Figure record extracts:
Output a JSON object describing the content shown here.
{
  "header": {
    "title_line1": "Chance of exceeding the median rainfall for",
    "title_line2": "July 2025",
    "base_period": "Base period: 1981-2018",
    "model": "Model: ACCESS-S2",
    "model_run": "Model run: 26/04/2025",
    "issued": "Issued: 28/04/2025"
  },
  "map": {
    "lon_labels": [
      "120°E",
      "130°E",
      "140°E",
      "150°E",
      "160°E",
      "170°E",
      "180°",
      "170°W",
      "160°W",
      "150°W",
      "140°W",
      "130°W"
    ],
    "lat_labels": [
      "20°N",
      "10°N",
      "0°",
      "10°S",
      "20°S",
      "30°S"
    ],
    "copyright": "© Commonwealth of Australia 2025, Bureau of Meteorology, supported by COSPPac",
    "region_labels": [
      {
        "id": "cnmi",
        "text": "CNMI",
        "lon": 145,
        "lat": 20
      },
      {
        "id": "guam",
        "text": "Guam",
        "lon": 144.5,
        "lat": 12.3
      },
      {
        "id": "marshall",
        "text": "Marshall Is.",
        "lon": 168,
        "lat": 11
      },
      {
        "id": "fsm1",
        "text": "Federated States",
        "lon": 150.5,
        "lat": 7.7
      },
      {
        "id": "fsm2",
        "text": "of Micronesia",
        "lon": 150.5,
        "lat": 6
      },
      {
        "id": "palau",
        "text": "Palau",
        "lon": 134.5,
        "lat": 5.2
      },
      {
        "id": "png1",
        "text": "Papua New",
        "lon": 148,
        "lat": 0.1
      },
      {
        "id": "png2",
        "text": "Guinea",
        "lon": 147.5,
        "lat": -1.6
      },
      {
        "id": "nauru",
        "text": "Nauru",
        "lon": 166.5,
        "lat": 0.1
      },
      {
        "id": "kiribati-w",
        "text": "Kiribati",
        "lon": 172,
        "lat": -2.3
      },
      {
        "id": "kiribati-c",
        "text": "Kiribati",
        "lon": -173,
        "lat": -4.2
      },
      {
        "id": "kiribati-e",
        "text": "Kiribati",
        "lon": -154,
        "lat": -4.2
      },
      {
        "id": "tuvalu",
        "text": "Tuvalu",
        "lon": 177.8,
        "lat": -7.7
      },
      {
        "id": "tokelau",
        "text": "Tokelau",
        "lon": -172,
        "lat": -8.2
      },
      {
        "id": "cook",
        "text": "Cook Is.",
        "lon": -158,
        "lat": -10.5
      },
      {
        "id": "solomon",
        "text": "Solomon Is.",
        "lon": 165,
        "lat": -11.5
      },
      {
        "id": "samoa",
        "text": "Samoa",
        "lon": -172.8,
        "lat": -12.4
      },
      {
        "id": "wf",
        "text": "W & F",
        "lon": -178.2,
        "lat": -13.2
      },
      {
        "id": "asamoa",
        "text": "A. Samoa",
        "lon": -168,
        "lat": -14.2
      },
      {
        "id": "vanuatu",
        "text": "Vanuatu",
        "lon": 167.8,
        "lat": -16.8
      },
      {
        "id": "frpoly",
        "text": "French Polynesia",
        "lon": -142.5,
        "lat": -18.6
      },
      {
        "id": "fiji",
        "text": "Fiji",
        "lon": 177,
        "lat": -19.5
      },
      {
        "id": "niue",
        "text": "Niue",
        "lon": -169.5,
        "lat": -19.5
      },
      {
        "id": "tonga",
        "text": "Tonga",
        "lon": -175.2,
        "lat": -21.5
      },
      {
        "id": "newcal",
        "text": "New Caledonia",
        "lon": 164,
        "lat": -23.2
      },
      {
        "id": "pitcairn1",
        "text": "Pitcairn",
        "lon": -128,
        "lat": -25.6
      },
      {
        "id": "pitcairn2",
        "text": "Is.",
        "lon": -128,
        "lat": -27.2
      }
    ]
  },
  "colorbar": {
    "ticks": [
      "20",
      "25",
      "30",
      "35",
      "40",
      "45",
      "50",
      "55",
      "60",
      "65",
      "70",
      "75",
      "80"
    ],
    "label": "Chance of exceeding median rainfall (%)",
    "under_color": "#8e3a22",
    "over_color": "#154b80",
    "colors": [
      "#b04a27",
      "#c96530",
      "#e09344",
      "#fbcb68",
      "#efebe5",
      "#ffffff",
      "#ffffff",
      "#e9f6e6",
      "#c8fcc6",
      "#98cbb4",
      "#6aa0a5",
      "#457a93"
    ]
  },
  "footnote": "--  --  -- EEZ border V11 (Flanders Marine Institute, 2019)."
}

**Task:**
Copy every line above that holds the word "Model".

**Correct answer:**
    "model": "Model: ACCESS-S2",
    "model_run": "Model run: 26/04/2025",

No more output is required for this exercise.